● SOURCE TEXT:
* * *

In 2002, InDesign was the first Mac OS X-native desktop publishing (DTP) software. In version 3 (InDesign CS) it received a boost in distribution by being bundled with Photoshop, Illustrator, and Acrobat in the Creative Suite.
InDesign exports documents in Adobe's Portable Document Format (PDF) and has multilingual support. It was the first DTP application to support Unicode for text processing, advanced typography with OpenType fonts, advanced transparency features, layout styles, optical margin alignment, and cross-platform scripting using JavaScript.

d. Corel Ventura


Ventura Publisher was the first popular desktop publishing package for IBM PC compatible computers running the GEM extension to the DOS operating system. The software was originally developed by Ventura Software, a small software company founded by John Meyer, Don Heiskel and Lee Jay Lorenzen, all of whom met while working at Digital Research. It ran under an included run-time copy of Digital Research, Inc.'s Graphical Environment Manager (GEM).
The first version of Ventura Publisher was released in 1986.
Ventura Publisher was distributed exclusively, worldwide by Xerox from its first shipment in 1986, until Ventura Software sold the source code to Xerox in 1990. The original Ventura Software ceased operations in February 1990, and a new Ventura Software Inc., an affiliated company of Xerox, was formed at that time. The developers from the original company worked with the new Xerox Ventura Software company to produce Version 3.0 Gold. This was released in late 1990. Besides DOS/GEM it was also available for Win16, Mac and OS/2.

* * *

● DATASET EXCERPTS:
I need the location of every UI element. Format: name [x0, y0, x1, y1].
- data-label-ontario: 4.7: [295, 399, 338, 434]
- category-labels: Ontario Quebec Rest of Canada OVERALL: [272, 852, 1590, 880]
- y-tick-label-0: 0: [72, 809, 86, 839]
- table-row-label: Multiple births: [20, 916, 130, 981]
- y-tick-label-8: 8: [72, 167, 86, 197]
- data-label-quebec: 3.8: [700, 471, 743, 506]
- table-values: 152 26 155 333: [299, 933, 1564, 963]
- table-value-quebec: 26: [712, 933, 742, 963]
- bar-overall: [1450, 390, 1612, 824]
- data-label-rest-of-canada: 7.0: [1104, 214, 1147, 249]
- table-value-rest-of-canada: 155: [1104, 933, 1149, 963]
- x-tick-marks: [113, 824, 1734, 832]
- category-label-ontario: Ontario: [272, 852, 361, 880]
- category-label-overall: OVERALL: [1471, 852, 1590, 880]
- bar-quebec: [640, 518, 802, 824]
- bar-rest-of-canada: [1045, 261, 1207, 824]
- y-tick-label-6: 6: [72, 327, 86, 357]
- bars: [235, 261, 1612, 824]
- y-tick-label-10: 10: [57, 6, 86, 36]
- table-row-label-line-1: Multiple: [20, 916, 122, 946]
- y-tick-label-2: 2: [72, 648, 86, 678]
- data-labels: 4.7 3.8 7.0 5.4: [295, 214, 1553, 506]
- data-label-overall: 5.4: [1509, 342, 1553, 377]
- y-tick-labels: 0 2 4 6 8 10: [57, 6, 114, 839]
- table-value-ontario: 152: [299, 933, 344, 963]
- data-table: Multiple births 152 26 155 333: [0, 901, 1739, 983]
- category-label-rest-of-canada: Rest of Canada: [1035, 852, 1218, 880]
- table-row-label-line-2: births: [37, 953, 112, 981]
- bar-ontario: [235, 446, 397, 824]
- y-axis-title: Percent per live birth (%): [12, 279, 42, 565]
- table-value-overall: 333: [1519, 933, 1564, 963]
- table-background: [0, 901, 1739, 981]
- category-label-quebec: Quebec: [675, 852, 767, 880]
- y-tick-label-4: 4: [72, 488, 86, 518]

* * *

● REQUIREMENT 1:
List the people the desktop publishing text names as founders of Ventura Software.
● REQUIREMENT 2:
Translate this sentence from the desktop publishing text into Spanish: "InDesign exports documents in Adobe's Portable Document Format (PDF) and has multilingual support."
● REQUIREMENT 3:
According to the desktop publishing text, when did the original Ventura Software cease operations?
The records were taken from a different source than the text.

● PROBLEM SOLUTION 1:
John Meyer, Don Heiskel, Lee Jay Lorenzen

● PROBLEM SOLUTION 2:
InDesign exporta documentos en el formato de documento portátil (PDF) de Adobe y cuenta con soporte multilingüe.

● PROBLEM SOLUTION 3:
In February 1990.